Write out the material again word for word, dropping any images it holds.
**** MATERIAL FOR THIS TASK
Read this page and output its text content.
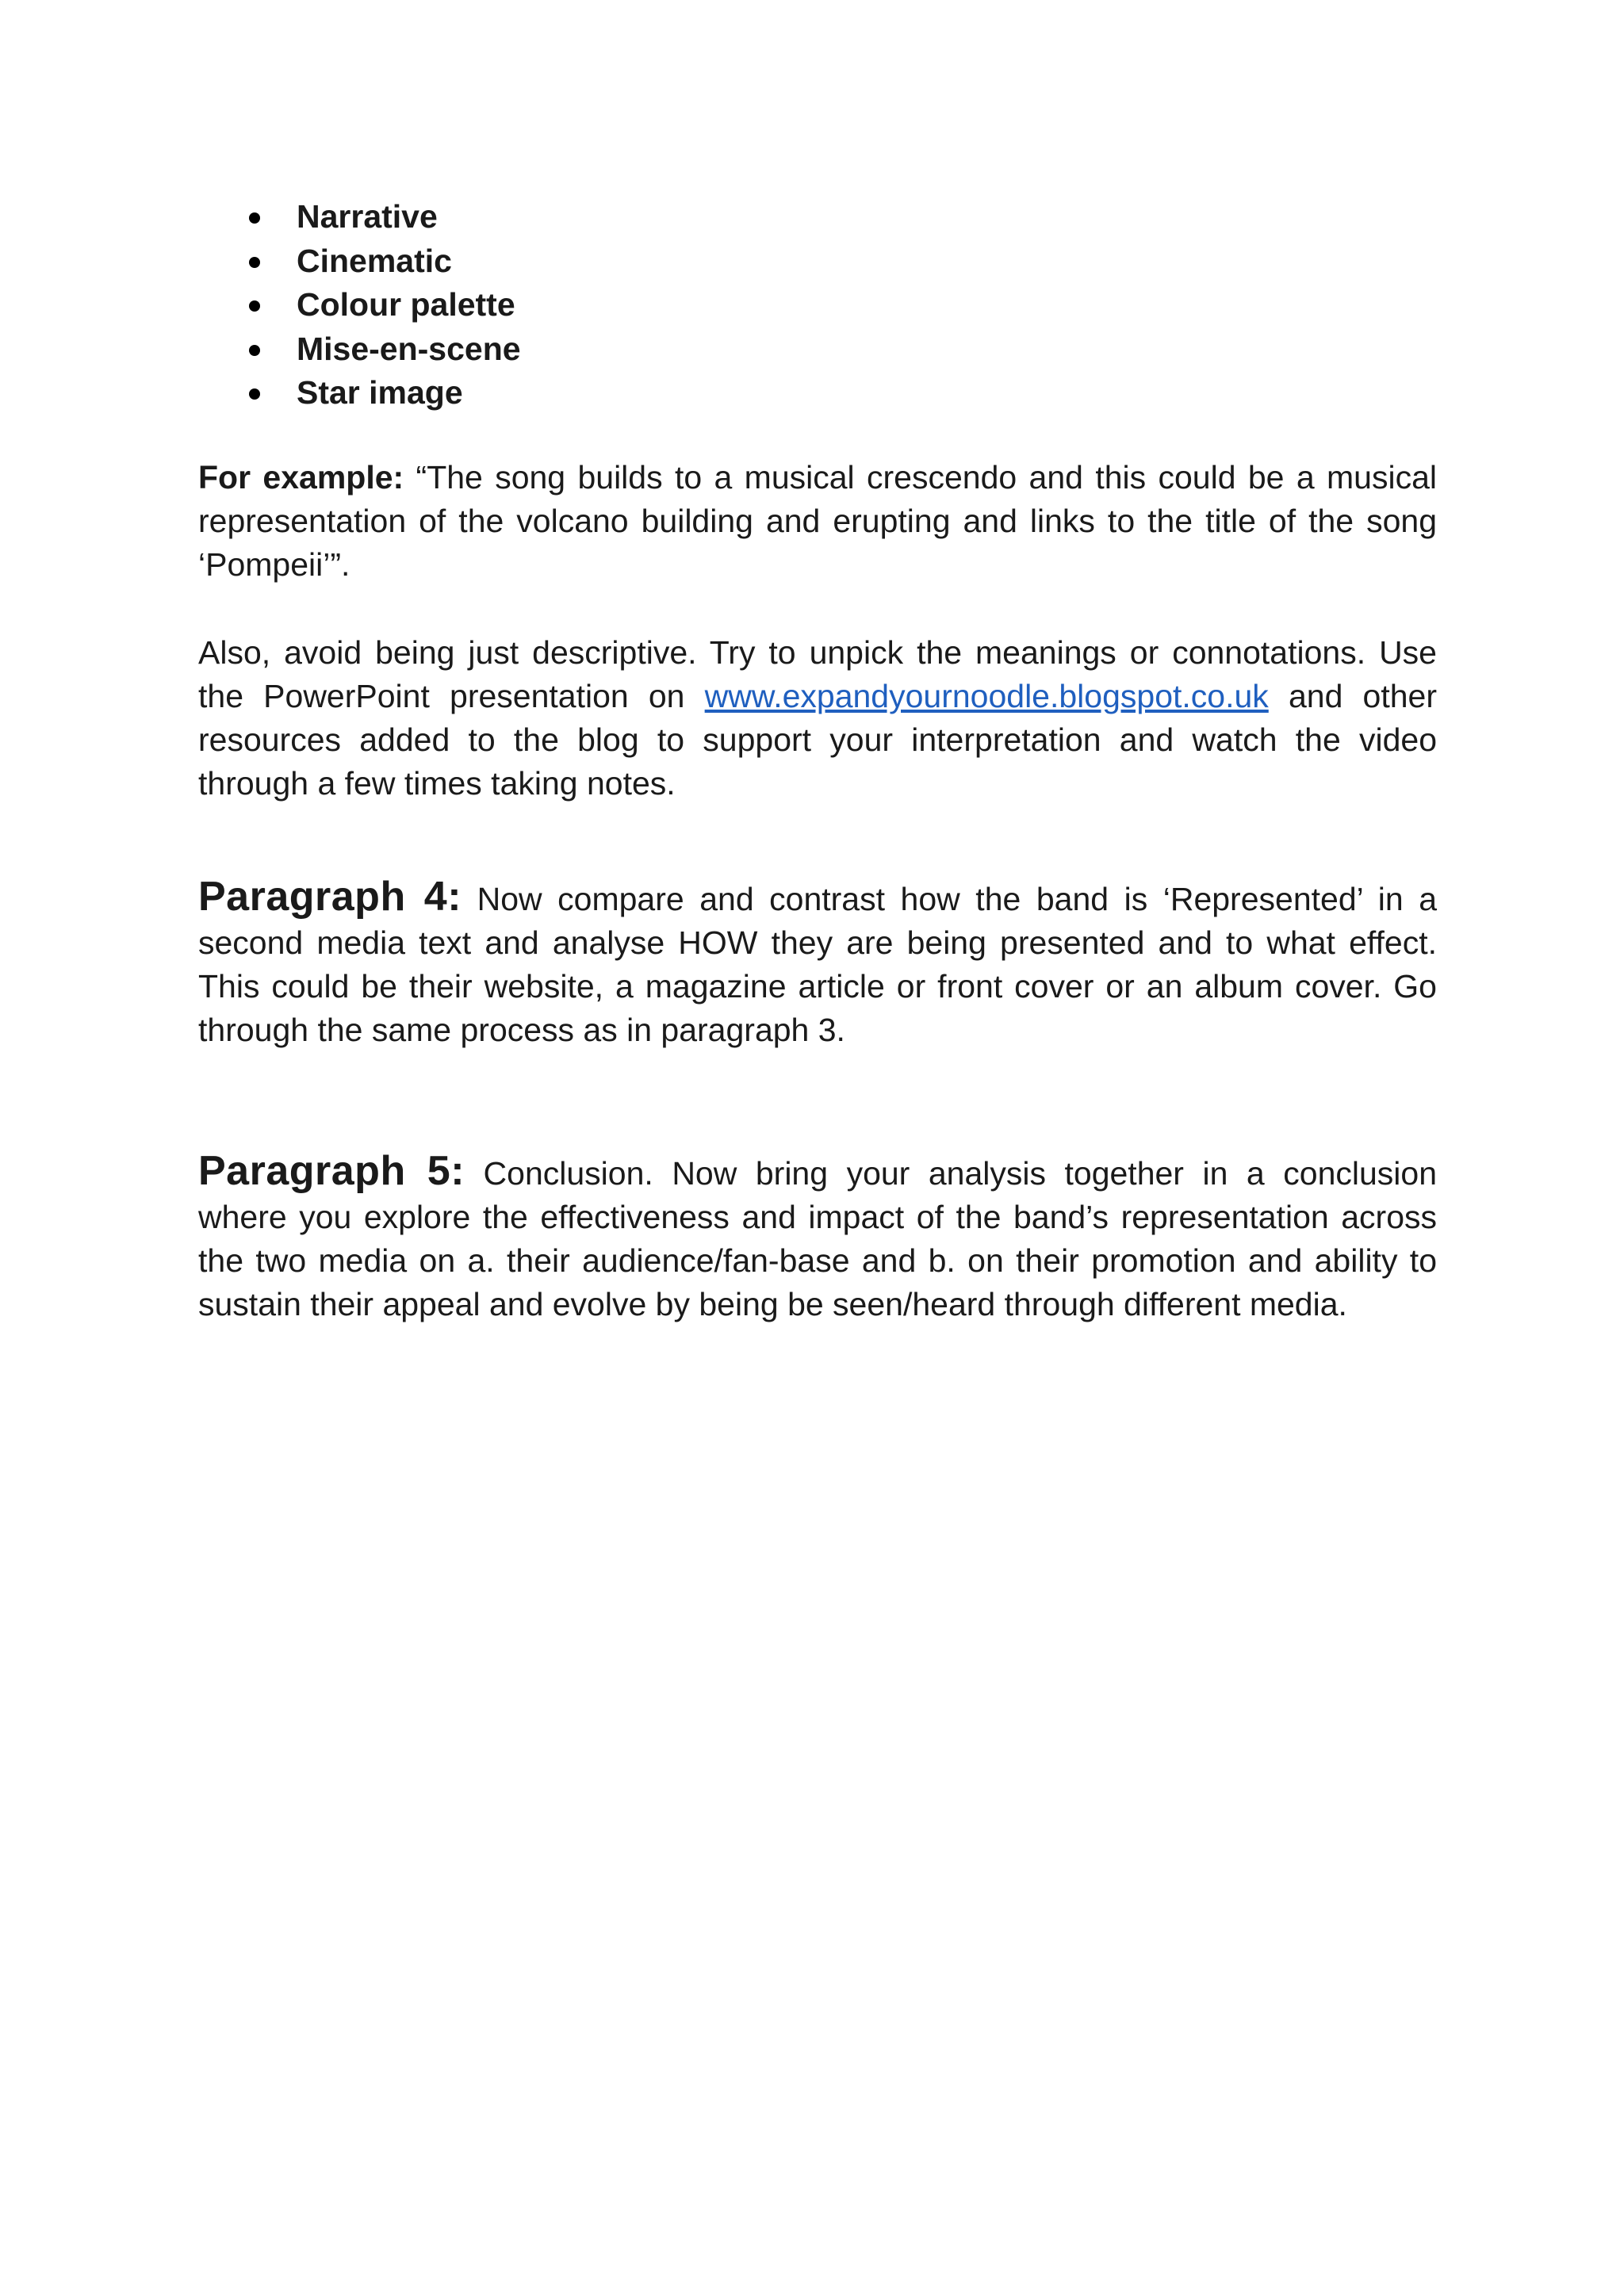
Narrative
Cinematic
Colour palette
Mise-en-scene
Star image

For example: “The song builds to a musical crescendo and this could be a musical representation of the volcano building and erupting and links to the title of the song ‘Pompeii’”.

Also, avoid being just descriptive. Try to unpick the meanings or connotations. Use the PowerPoint presentation on www.expandyournoodle.blogspot.co.uk and other resources added to the blog to support your interpretation and watch the video through a few times taking notes.

Paragraph 4: Now compare and contrast how the band is ‘Represented’ in a second media text and analyse HOW they are being presented and to what effect. This could be their website, a magazine article or front cover or an album cover. Go through the same process as in paragraph 3.

Paragraph 5: Conclusion. Now bring your analysis together in a conclusion where you explore the effectiveness and impact of the band’s representation across the two media on a. their audience/fan-base and b. on their promotion and ability to sustain their appeal and evolve by being be seen/heard through different media.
********
- RESPONSE FOR THIS EXERCISE
Read this page and output its text content.
Narrative
Cinematic
Colour palette
Mise-en-scene
Star image

For example: “The song builds to a musical crescendo and this could be a musical representation of the volcano building and erupting and links to the title of the song ‘Pompeii’”.

Also, avoid being just descriptive. Try to unpick the meanings or connotations. Use the PowerPoint presentation on www.expandyournoodle.blogspot.co.uk and other resources added to the blog to support your interpretation and watch the video through a few times taking notes.

Paragraph 4: Now compare and contrast how the band is ‘Represented’ in a second media text and analyse HOW they are being presented and to what effect. This could be their website, a magazine article or front cover or an album cover. Go through the same process as in paragraph 3.

Paragraph 5: Conclusion. Now bring your analysis together in a conclusion where you explore the effectiveness and impact of the band’s representation across the two media on a. their audience/fan-base and b. on their promotion and ability to sustain their appeal and evolve by being be seen/heard through different media.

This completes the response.